(Records for this exercise begins)

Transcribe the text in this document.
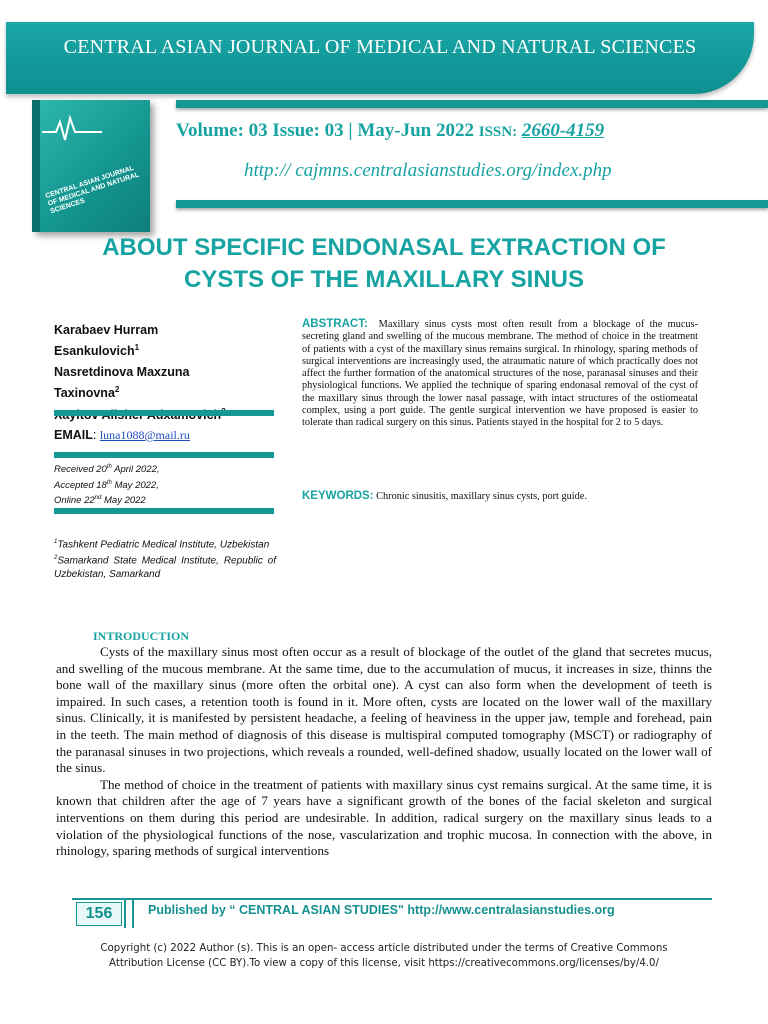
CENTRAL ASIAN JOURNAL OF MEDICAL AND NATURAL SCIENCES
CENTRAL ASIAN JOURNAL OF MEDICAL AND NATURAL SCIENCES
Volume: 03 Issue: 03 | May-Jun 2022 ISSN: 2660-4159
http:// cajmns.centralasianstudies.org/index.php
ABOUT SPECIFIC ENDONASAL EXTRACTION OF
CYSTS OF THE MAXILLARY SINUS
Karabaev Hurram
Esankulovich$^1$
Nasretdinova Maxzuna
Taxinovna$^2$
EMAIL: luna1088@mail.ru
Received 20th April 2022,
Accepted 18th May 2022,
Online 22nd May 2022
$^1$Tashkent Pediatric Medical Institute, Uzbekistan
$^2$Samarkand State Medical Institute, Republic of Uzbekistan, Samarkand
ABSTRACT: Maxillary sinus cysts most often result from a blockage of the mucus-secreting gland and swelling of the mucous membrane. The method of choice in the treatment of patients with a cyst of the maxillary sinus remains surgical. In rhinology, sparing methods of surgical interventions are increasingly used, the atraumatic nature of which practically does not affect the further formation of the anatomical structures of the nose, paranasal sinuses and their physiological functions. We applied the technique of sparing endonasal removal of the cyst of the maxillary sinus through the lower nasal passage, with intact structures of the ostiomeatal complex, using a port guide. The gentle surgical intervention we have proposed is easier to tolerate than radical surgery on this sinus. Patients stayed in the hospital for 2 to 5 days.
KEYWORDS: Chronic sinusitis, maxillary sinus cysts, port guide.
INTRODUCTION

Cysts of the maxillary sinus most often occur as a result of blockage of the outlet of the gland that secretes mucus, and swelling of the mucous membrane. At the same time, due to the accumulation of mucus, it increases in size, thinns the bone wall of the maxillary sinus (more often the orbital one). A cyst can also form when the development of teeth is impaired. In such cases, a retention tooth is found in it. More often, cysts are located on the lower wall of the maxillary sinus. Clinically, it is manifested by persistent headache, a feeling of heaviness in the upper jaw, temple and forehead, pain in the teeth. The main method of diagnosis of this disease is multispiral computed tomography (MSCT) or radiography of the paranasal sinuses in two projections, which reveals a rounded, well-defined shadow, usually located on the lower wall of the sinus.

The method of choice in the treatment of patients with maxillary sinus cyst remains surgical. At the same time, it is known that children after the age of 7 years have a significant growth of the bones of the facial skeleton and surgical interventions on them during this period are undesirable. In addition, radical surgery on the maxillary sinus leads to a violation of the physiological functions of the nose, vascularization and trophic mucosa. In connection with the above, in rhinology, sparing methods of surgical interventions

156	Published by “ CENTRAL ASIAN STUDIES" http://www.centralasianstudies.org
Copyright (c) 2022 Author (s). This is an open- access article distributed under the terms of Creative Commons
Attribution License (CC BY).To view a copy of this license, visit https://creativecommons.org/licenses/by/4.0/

(Records for this exercise ends)

### Exercise goal
Repeat every entry exactly, but leave out the pictures.

### Your solution
Transcribe the text in this document.
CENTRAL ASIAN JOURNAL OF MEDICAL AND NATURAL SCIENCES
CENTRAL ASIAN JOURNAL OF MEDICAL AND NATURAL SCIENCES
Volume: 03 Issue: 03 | May-Jun 2022 ISSN: 2660-4159
http:// cajmns.centralasianstudies.org/index.php
ABOUT SPECIFIC ENDONASAL EXTRACTION OF
CYSTS OF THE MAXILLARY SINUS
Karabaev Hurram
Esankulovich$^1$
Nasretdinova Maxzuna
Taxinovna$^2$
EMAIL: luna1088@mail.ru
Received 20th April 2022,
Accepted 18th May 2022,
Online 22nd May 2022
$^1$Tashkent Pediatric Medical Institute, Uzbekistan
$^2$Samarkand State Medical Institute, Republic of Uzbekistan, Samarkand
ABSTRACT: Maxillary sinus cysts most often result from a blockage of the mucus-secreting gland and swelling of the mucous membrane. The method of choice in the treatment of patients with a cyst of the maxillary sinus remains surgical. In rhinology, sparing methods of surgical interventions are increasingly used, the atraumatic nature of which practically does not affect the further formation of the anatomical structures of the nose, paranasal sinuses and their physiological functions. We applied the technique of sparing endonasal removal of the cyst of the maxillary sinus through the lower nasal passage, with intact structures of the ostiomeatal complex, using a port guide. The gentle surgical intervention we have proposed is easier to tolerate than radical surgery on this sinus. Patients stayed in the hospital for 2 to 5 days.
KEYWORDS: Chronic sinusitis, maxillary sinus cysts, port guide.
INTRODUCTION

Cysts of the maxillary sinus most often occur as a result of blockage of the outlet of the gland that secretes mucus, and swelling of the mucous membrane. At the same time, due to the accumulation of mucus, it increases in size, thinns the bone wall of the maxillary sinus (more often the orbital one). A cyst can also form when the development of teeth is impaired. In such cases, a retention tooth is found in it. More often, cysts are located on the lower wall of the maxillary sinus. Clinically, it is manifested by persistent headache, a feeling of heaviness in the upper jaw, temple and forehead, pain in the teeth. The main method of diagnosis of this disease is multispiral computed tomography (MSCT) or radiography of the paranasal sinuses in two projections, which reveals a rounded, well-defined shadow, usually located on the lower wall of the sinus.

The method of choice in the treatment of patients with maxillary sinus cyst remains surgical. At the same time, it is known that children after the age of 7 years have a significant growth of the bones of the facial skeleton and surgical interventions on them during this period are undesirable. In addition, radical surgery on the maxillary sinus leads to a violation of the physiological functions of the nose, vascularization and trophic mucosa. In connection with the above, in rhinology, sparing methods of surgical interventions

156	Published by “ CENTRAL ASIAN STUDIES" http://www.centralasianstudies.org
Copyright (c) 2022 Author (s). This is an open- access article distributed under the terms of Creative Commons
Attribution License (CC BY).To view a copy of this license, visit https://creativecommons.org/licenses/by/4.0/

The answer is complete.